Return each line that holds the word "search".

=-=-=-=-=

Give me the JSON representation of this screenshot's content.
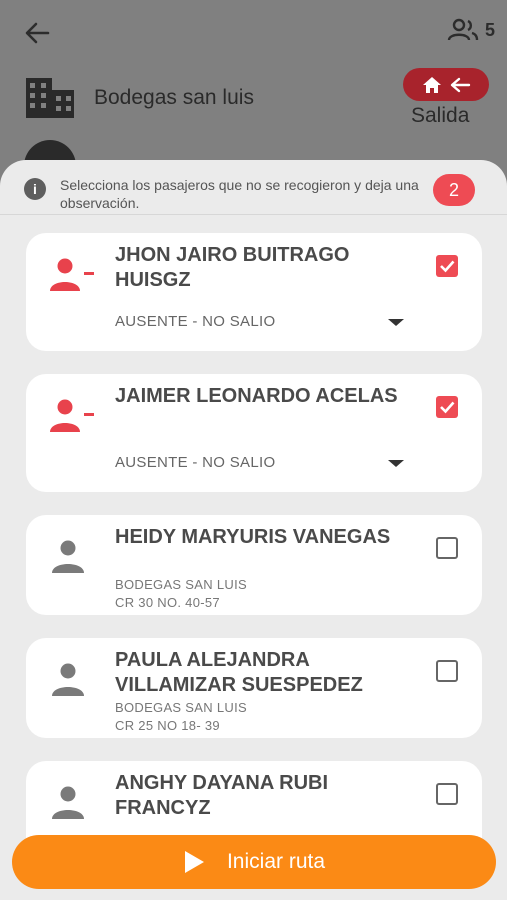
{
  "header": {
    "passenger_count": "5",
    "title": "Bodegas san luis",
    "trip_type": "Salida"
  },
  "sheet": {
    "notice": "Selecciona los pasajeros que no se recogieron y deja una observación.",
    "selected_count": "2"
  },
  "passengers": [
    {
      "name": "JHON JAIRO BUITRAGO HUISGZ",
      "status": "AUSENTE - NO SALIO",
      "checked": true
    },
    {
      "name": "JAIMER LEONARDO ACELAS",
      "status": "AUSENTE - NO SALIO",
      "checked": true
    },
    {
      "name": "HEIDY MARYURIS VANEGAS",
      "place": "BODEGAS SAN LUIS",
      "address": "CR 30 NO. 40-57",
      "checked": false
    },
    {
      "name": "PAULA ALEJANDRA VILLAMIZAR SUESPEDEZ",
      "place": "BODEGAS SAN LUIS",
      "address": "CR 25 NO 18- 39",
      "checked": false
    },
    {
      "name": "ANGHY DAYANA RUBI FRANCYZ",
      "checked": false
    }
  ],
  "actions": {
    "start_label": "Iniciar ruta"
  },
  "colors": {
    "accent_red": "#ee4b54",
    "primary_orange": "#fb8a15",
    "absent_icon": "#e8424c",
    "present_icon": "#7a7a7a"
  },
  "icons": {
    "back": "arrow-left-icon",
    "group": "people-icon",
    "building": "building-icon",
    "home": "home-icon",
    "info": "info-icon",
    "absent": "person-remove-icon",
    "present": "person-icon",
    "check": "checkbox-icon",
    "dropdown": "caret-down-icon",
    "play": "play-icon"
  }
}
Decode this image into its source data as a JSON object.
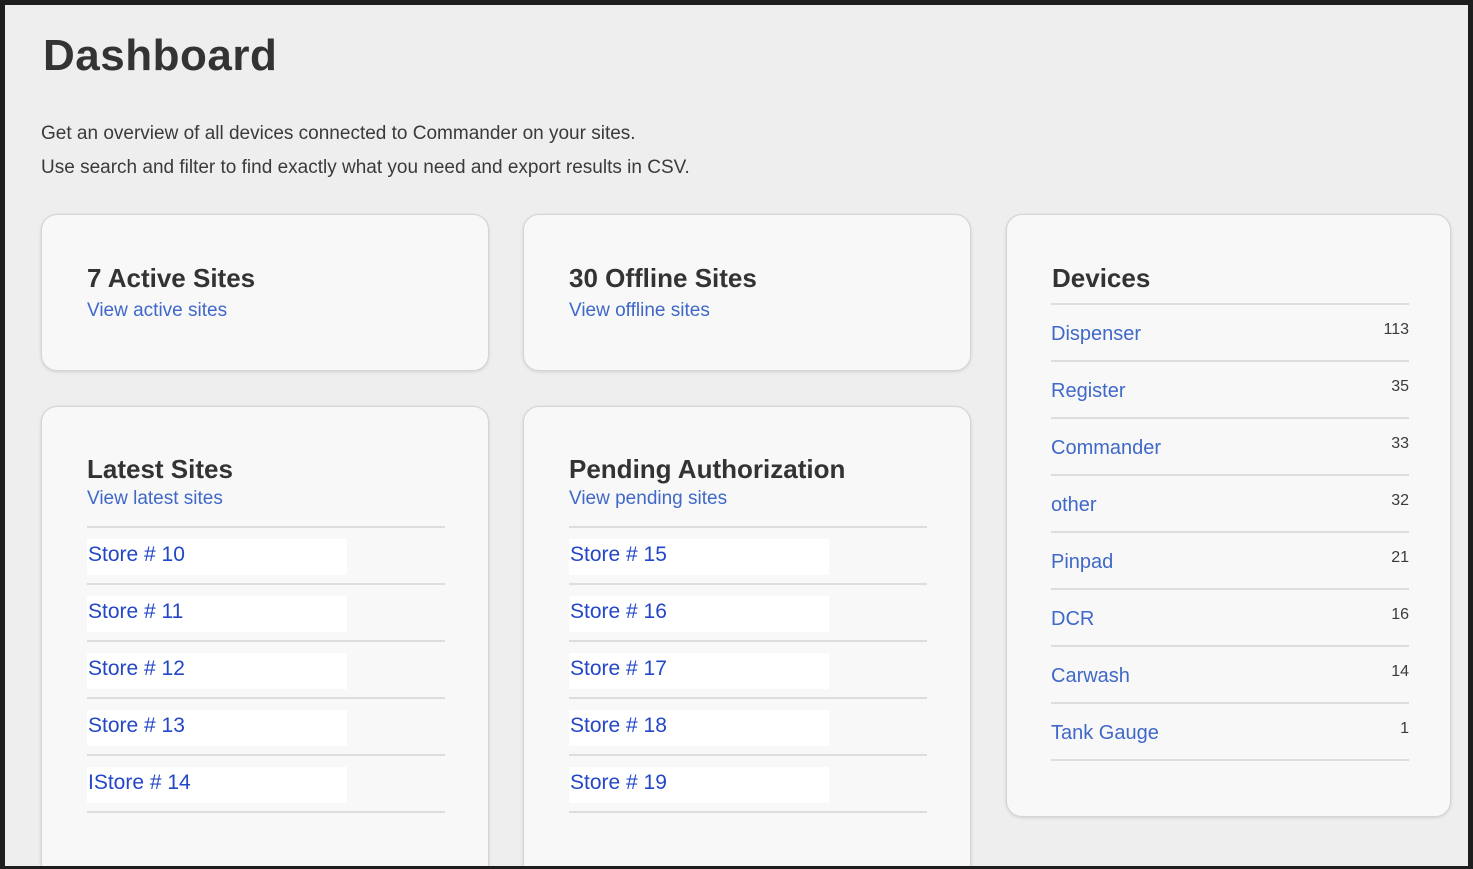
{
  "page": {
    "title": "Dashboard",
    "intro_line1": "Get an overview of all devices connected to Commander on your sites.",
    "intro_line2": "Use search and filter to find exactly what you need and export results in CSV."
  },
  "active_sites": {
    "title": "7 Active Sites",
    "link": "View active sites"
  },
  "offline_sites": {
    "title": "30 Offline Sites",
    "link": "View offline sites"
  },
  "latest_sites": {
    "title": "Latest Sites",
    "link": "View latest sites",
    "items": [
      "Store # 10",
      "Store # 11",
      "Store # 12",
      "Store # 13",
      "IStore # 14"
    ]
  },
  "pending_authorization": {
    "title": "Pending Authorization",
    "link": "View pending sites",
    "items": [
      "Store # 15",
      "Store # 16",
      "Store # 17",
      "Store # 18",
      "Store # 19"
    ]
  },
  "devices": {
    "title": "Devices",
    "items": [
      {
        "name": "Dispenser",
        "count": "113"
      },
      {
        "name": "Register",
        "count": "35"
      },
      {
        "name": "Commander",
        "count": "33"
      },
      {
        "name": "other",
        "count": "32"
      },
      {
        "name": "Pinpad",
        "count": "21"
      },
      {
        "name": "DCR",
        "count": "16"
      },
      {
        "name": "Carwash",
        "count": "14"
      },
      {
        "name": "Tank Gauge",
        "count": "1"
      }
    ]
  },
  "colors": {
    "link": "#3f68c8",
    "store_link": "#2347c6",
    "background": "#eeeeee",
    "card": "#f8f8f8"
  }
}
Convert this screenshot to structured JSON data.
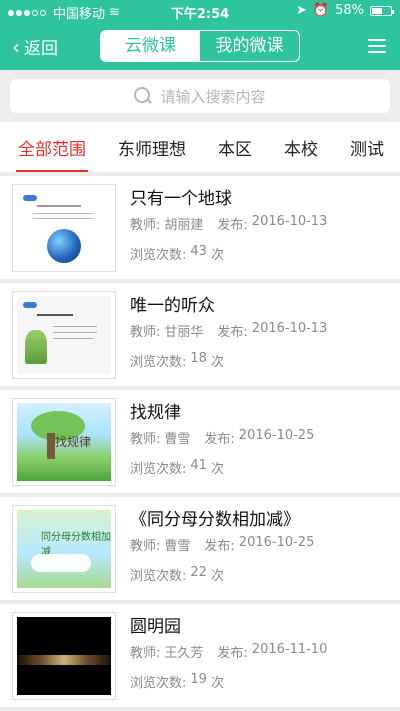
{
  "status_bar": {
    "carrier": "中国移动",
    "time": "下午2:54",
    "battery_percent": "58%",
    "battery_level": 0.58
  },
  "nav": {
    "back_label": "返回",
    "segments": [
      {
        "label": "云微课",
        "active": true
      },
      {
        "label": "我的微课",
        "active": false
      }
    ]
  },
  "search": {
    "placeholder": "请输入搜索内容"
  },
  "tabs": [
    {
      "label": "全部范围",
      "active": true
    },
    {
      "label": "东师理想",
      "active": false
    },
    {
      "label": "本区",
      "active": false
    },
    {
      "label": "本校",
      "active": false
    },
    {
      "label": "测试",
      "active": false
    }
  ],
  "labels": {
    "teacher_prefix": "教师:",
    "publish_prefix": "发布:",
    "views_prefix": "浏览次数:",
    "views_suffix": "次"
  },
  "items": [
    {
      "title": "只有一个地球",
      "teacher": "胡丽建",
      "date": "2016-10-13",
      "views": "43"
    },
    {
      "title": "唯一的听众",
      "teacher": "甘丽华",
      "date": "2016-10-13",
      "views": "18"
    },
    {
      "title": "找规律",
      "teacher": "曹雪",
      "date": "2016-10-25",
      "views": "41"
    },
    {
      "title": "《同分母分数相加减》",
      "teacher": "曹雪",
      "date": "2016-10-25",
      "views": "22"
    },
    {
      "title": "圆明园",
      "teacher": "王久芳",
      "date": "2016-11-10",
      "views": "19"
    }
  ],
  "thumb_text": {
    "item3_word": "找规律",
    "item4_word": "同分母分数相加减"
  },
  "colors": {
    "brand": "#2ec4a0",
    "active_tab": "#e8302a"
  }
}
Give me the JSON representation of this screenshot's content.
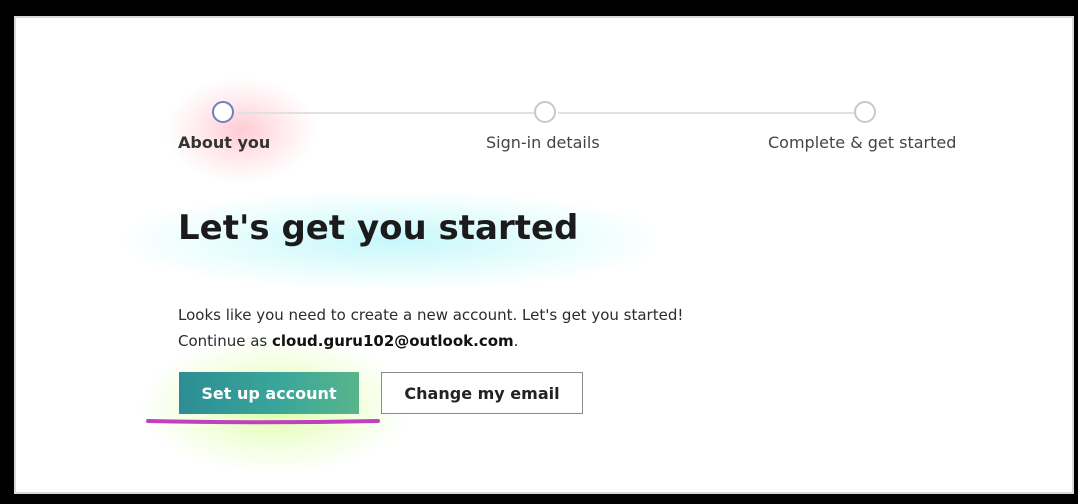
{
  "stepper": {
    "steps": [
      {
        "label": "About you",
        "active": true
      },
      {
        "label": "Sign-in details",
        "active": false
      },
      {
        "label": "Complete & get started",
        "active": false
      }
    ]
  },
  "main": {
    "title": "Let's get you started",
    "line1": "Looks like you need to create a new account. Let's get you started!",
    "line2_prefix": "Continue as ",
    "email": "cloud.guru102@outlook.com",
    "line2_suffix": "."
  },
  "buttons": {
    "primary_label": "Set up account",
    "secondary_label": "Change my email"
  },
  "colors": {
    "primary_button": "#3aa59a",
    "annotation_underline": "#c040c0",
    "active_step": "#6f7fbf"
  }
}
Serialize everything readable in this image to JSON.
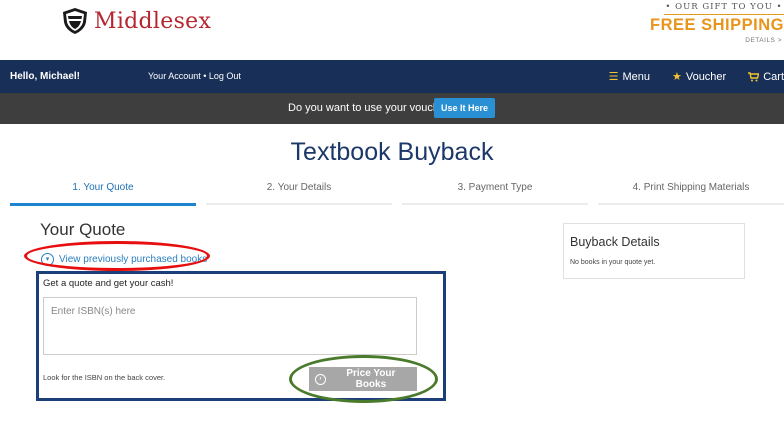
{
  "header": {
    "logo_text": "Middlesex",
    "promo_tagline": "• OUR GIFT TO YOU •",
    "promo_main": "FREE SHIPPING",
    "promo_details": "DETAILS >"
  },
  "navbar": {
    "greeting": "Hello, Michael!",
    "account_link": "Your Account",
    "separator": "•",
    "logout_link": "Log Out",
    "menu_label": "Menu",
    "voucher_label": "Voucher",
    "cart_label": "Cart"
  },
  "voucher_bar": {
    "question": "Do you want to use your voucher?",
    "button_label": "Use It Here"
  },
  "page": {
    "title": "Textbook Buyback"
  },
  "steps": [
    {
      "label": "1. Your Quote",
      "active": true
    },
    {
      "label": "2. Your Details",
      "active": false
    },
    {
      "label": "3. Payment Type",
      "active": false
    },
    {
      "label": "4. Print Shipping Materials",
      "active": false
    }
  ],
  "quote": {
    "heading": "Your Quote",
    "view_previous": "View previously purchased books",
    "prompt": "Get a quote and get your cash!",
    "isbn_placeholder": "Enter ISBN(s) here",
    "isbn_hint": "Look for the ISBN on the back cover.",
    "price_button": "Price Your Books"
  },
  "buyback_details": {
    "title": "Buyback Details",
    "empty_message": "No books in your quote yet."
  },
  "colors": {
    "brand_red": "#b5262f",
    "navy": "#182f57",
    "promo_orange": "#e8951d",
    "accent_blue": "#2a90d4",
    "annotation_red": "#e60e0e",
    "annotation_navy": "#1c3f7a",
    "annotation_green": "#4a7a2c"
  }
}
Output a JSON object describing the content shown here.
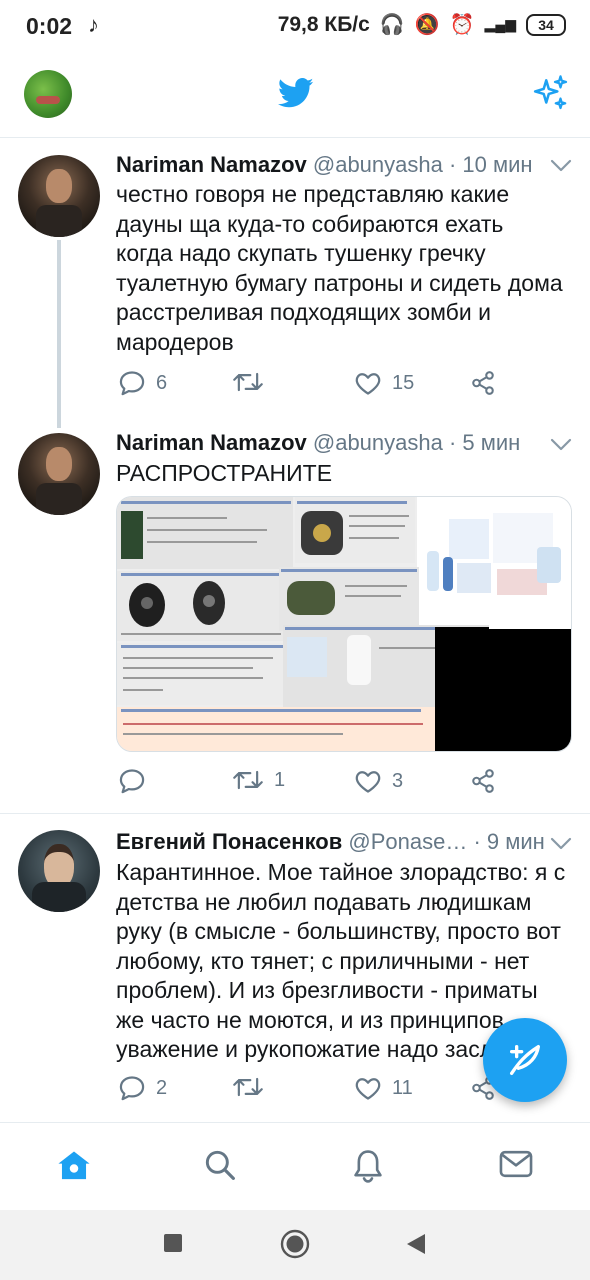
{
  "status_bar": {
    "time": "0:02",
    "network_speed": "79,8 КБ/с",
    "battery": "34"
  },
  "header": {
    "logo_icon": "twitter-bird-icon",
    "accent_color": "#1da1f2"
  },
  "tweets": [
    {
      "name": "Nariman Namazov",
      "handle": "@abunyasha",
      "time": "· 10 мин",
      "text": "честно говоря не представляю какие дауны ща куда-то собираются ехать когда надо скупать тушенку гречку туалетную бумагу патроны и сидеть дома расстреливая подходящих зомби и мародеров",
      "replies": "6",
      "retweets": "",
      "likes": "15"
    },
    {
      "name": "Nariman Namazov",
      "handle": "@abunyasha",
      "time": "· 5 мин",
      "text": "РАСПРОСТРАНИТЕ",
      "replies": "",
      "retweets": "1",
      "likes": "3"
    },
    {
      "name": "Евгений Понасенков",
      "handle": "@Ponase…",
      "time": "· 9 мин",
      "text": "Карантинное. Мое тайное злорадство: я с детства не любил подавать людишкам руку (в смысле - большинству, просто вот любому, кто тянет; с приличными - нет проблем). И из брезгливости - приматы же часто не моются, и из принципов - уважение и рукопожатие надо засл",
      "replies": "2",
      "retweets": "",
      "likes": "11"
    }
  ]
}
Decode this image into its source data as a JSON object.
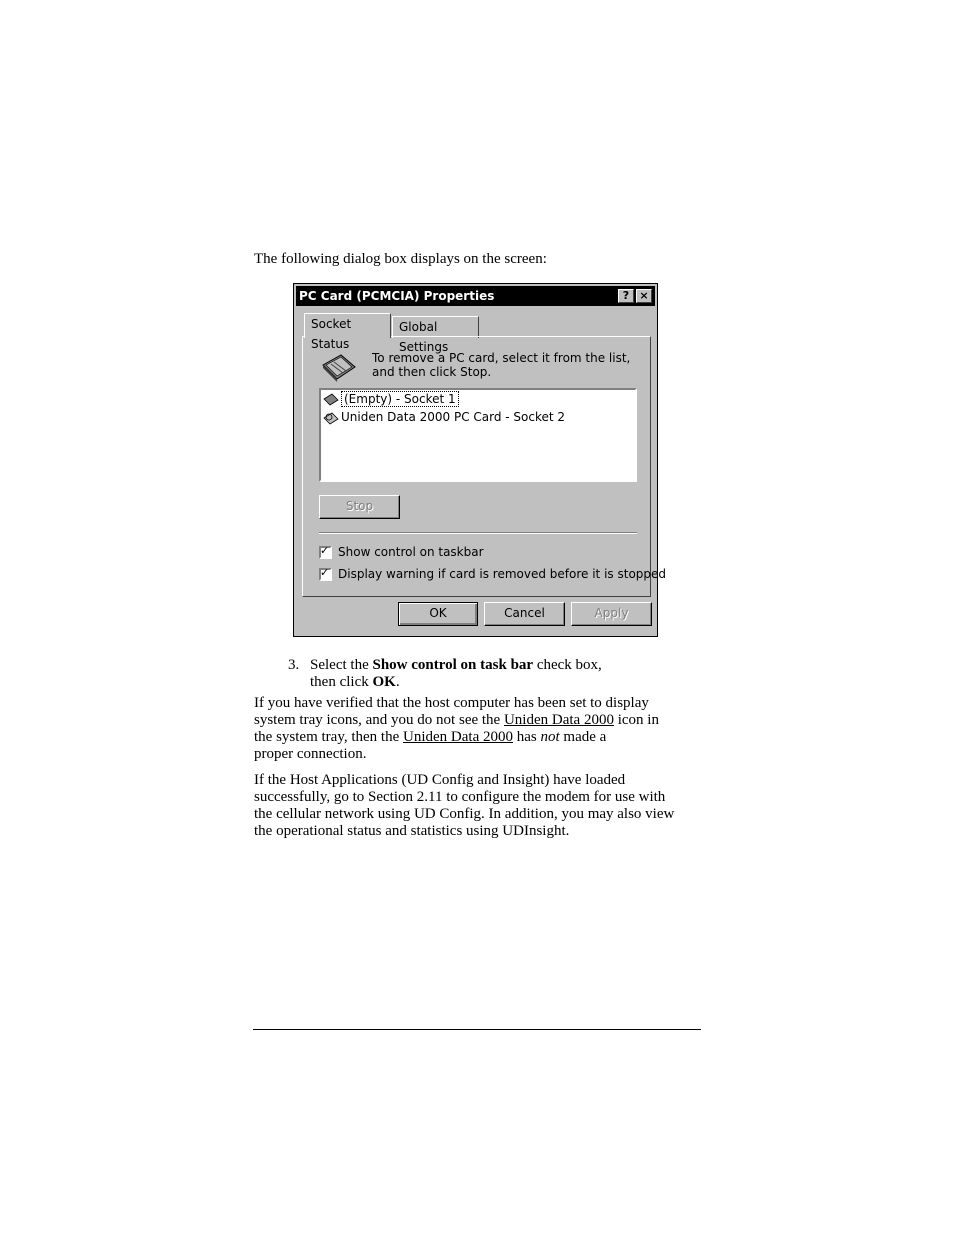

=-=-=-=-=

Final answer -
    "intro_line2": "Use search and filter to find exactly what you need and export results in CSV."
  "search": {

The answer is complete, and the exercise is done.